TASK PROMPT ::
From the entries below, gather each line containing the word "ylabel".

SUPPLIED RECORDS ::
+ + + + + + +

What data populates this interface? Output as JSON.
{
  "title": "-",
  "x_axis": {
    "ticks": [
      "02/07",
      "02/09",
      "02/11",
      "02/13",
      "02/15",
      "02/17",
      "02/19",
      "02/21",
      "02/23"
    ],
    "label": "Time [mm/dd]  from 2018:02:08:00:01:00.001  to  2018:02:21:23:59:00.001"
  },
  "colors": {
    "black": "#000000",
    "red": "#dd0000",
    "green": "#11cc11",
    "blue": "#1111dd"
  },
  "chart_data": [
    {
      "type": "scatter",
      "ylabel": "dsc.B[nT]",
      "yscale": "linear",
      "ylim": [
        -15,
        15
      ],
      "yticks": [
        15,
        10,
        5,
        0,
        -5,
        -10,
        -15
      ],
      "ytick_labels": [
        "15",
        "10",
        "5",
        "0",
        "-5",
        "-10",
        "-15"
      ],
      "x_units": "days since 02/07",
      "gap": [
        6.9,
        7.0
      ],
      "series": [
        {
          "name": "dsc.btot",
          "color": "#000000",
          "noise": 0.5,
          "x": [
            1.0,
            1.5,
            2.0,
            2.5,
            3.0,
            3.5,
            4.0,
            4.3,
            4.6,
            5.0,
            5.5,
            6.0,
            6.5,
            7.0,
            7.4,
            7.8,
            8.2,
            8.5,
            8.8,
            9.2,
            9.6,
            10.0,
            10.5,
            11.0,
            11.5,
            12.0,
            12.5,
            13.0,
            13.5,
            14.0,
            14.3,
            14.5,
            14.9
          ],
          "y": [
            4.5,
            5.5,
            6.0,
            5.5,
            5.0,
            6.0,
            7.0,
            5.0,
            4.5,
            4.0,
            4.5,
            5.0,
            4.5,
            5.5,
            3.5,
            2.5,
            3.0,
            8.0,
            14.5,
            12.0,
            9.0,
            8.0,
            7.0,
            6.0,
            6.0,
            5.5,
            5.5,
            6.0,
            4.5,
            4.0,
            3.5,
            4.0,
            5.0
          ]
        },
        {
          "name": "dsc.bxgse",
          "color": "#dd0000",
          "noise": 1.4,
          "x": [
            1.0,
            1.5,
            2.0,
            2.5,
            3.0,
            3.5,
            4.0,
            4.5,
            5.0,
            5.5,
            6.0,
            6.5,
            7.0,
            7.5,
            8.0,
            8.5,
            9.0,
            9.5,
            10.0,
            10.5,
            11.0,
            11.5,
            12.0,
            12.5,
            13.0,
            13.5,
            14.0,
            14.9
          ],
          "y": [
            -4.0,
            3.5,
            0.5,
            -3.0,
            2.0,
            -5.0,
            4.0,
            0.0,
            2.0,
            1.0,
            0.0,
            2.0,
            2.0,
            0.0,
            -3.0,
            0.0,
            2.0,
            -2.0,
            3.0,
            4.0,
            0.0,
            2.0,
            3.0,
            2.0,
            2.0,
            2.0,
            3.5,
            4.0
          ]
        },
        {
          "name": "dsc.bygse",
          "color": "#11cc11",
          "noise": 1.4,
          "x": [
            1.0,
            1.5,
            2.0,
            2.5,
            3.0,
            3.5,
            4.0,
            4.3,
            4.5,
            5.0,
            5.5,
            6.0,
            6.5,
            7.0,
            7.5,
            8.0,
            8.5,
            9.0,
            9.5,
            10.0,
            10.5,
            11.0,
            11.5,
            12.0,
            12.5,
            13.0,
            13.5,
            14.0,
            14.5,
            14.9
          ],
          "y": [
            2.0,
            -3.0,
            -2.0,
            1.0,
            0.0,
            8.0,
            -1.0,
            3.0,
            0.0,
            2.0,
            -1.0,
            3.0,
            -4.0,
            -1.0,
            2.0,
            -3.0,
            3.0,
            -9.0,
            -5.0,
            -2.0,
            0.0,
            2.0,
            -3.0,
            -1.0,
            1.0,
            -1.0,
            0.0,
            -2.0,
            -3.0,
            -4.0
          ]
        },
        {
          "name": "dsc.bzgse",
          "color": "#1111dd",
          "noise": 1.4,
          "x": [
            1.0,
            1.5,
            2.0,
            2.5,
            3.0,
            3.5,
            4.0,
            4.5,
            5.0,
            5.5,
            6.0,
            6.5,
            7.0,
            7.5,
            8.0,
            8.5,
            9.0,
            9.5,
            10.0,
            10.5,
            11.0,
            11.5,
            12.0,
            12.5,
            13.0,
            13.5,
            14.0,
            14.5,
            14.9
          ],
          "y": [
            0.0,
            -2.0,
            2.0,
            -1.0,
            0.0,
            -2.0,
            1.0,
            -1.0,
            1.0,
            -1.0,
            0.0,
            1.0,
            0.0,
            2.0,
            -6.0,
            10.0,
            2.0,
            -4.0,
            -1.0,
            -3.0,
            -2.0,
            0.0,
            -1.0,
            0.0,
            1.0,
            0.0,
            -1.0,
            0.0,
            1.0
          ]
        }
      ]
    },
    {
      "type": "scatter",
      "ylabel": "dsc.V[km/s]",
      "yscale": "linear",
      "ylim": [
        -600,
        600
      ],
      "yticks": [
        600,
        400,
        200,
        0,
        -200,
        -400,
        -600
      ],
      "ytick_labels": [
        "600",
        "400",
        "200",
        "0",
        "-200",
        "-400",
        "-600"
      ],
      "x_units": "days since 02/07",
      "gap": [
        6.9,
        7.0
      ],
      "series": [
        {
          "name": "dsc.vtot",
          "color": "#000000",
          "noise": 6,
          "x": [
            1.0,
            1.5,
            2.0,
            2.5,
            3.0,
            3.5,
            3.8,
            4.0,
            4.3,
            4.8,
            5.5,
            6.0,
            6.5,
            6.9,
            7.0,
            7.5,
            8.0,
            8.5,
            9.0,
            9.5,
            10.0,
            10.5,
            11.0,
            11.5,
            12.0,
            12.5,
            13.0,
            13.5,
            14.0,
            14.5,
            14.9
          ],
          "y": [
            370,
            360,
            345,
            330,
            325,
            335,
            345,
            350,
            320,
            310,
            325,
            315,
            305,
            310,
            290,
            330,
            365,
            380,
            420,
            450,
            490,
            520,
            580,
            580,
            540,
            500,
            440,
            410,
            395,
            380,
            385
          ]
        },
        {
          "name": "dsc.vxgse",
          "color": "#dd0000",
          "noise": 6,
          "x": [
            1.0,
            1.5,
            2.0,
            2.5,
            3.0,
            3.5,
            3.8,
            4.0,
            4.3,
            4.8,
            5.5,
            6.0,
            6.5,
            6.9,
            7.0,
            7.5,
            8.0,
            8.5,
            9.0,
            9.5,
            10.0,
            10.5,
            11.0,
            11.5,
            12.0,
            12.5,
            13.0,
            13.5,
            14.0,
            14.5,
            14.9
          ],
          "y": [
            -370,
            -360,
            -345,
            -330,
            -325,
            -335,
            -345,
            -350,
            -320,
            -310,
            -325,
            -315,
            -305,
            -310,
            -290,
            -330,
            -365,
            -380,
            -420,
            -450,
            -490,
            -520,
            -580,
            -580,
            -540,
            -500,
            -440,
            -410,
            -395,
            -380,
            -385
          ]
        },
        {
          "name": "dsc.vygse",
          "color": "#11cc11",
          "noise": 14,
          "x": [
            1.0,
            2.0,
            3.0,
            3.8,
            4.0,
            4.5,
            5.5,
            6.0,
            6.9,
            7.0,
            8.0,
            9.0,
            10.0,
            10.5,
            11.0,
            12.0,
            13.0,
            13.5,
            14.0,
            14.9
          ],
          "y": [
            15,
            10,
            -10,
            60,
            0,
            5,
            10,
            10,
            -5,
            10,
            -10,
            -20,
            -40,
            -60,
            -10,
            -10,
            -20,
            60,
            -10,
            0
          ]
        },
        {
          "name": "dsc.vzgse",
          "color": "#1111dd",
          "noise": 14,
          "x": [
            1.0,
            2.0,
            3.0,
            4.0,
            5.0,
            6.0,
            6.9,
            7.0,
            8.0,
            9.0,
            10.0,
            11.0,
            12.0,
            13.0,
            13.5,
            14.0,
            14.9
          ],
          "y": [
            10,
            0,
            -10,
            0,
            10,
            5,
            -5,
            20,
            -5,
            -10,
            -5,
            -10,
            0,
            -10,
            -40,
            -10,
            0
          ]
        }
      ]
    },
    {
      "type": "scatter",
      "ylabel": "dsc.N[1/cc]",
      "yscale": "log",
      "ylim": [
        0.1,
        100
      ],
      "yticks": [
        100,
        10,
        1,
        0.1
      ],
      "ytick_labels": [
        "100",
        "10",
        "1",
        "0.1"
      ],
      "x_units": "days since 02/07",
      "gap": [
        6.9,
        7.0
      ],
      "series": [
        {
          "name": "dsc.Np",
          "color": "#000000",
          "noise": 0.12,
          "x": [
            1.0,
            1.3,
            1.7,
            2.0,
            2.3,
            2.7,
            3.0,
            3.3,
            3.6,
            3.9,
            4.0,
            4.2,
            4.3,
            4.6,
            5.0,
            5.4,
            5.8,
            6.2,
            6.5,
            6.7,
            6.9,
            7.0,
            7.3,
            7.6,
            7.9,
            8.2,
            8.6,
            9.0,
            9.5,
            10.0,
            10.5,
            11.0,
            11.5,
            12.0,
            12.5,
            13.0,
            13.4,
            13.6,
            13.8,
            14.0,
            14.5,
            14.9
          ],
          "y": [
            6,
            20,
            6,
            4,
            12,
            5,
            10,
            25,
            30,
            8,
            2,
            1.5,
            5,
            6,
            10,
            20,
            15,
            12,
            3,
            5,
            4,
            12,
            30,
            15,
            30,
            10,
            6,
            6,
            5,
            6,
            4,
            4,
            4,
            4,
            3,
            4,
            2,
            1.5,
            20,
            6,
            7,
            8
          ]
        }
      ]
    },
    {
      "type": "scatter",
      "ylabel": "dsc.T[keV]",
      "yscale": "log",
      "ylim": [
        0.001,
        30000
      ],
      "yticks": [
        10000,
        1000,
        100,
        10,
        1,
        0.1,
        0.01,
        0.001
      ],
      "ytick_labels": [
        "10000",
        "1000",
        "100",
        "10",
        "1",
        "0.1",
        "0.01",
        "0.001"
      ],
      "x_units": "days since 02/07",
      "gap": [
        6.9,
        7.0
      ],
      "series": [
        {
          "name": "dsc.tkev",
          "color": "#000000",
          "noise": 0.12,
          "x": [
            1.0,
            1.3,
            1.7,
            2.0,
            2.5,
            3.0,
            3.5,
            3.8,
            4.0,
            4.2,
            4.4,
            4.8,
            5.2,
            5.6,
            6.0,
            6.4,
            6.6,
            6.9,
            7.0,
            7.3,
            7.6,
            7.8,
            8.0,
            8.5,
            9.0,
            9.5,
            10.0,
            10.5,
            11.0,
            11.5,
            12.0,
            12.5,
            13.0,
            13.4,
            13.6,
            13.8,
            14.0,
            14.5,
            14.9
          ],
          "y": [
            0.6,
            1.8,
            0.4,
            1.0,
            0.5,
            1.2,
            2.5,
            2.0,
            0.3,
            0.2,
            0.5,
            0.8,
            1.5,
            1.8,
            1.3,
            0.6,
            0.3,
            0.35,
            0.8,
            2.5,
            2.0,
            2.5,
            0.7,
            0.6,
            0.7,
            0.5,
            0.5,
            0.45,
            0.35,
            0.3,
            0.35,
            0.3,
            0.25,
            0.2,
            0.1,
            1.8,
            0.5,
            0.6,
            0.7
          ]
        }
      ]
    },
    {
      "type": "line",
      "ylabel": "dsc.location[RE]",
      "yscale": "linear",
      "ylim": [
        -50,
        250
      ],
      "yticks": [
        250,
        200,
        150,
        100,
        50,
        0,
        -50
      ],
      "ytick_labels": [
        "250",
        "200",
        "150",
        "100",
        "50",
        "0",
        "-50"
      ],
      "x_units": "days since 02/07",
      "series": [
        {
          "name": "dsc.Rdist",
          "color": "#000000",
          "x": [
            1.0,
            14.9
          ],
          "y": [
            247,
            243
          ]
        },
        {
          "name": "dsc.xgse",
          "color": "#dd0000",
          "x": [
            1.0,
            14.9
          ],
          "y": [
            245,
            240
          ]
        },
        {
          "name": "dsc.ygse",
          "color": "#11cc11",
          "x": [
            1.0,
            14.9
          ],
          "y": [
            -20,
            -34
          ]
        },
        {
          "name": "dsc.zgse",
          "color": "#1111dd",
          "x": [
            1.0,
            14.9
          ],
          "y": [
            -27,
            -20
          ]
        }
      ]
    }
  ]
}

+ + + + + + +

RESPONSE ::
      "ylabel": "dsc.B[nT]",
      "ylabel": "dsc.V[km/s]",
      "ylabel": "dsc.N[1/cc]",
      "ylabel": "dsc.T[keV]",
      "ylabel": "dsc.location[RE]",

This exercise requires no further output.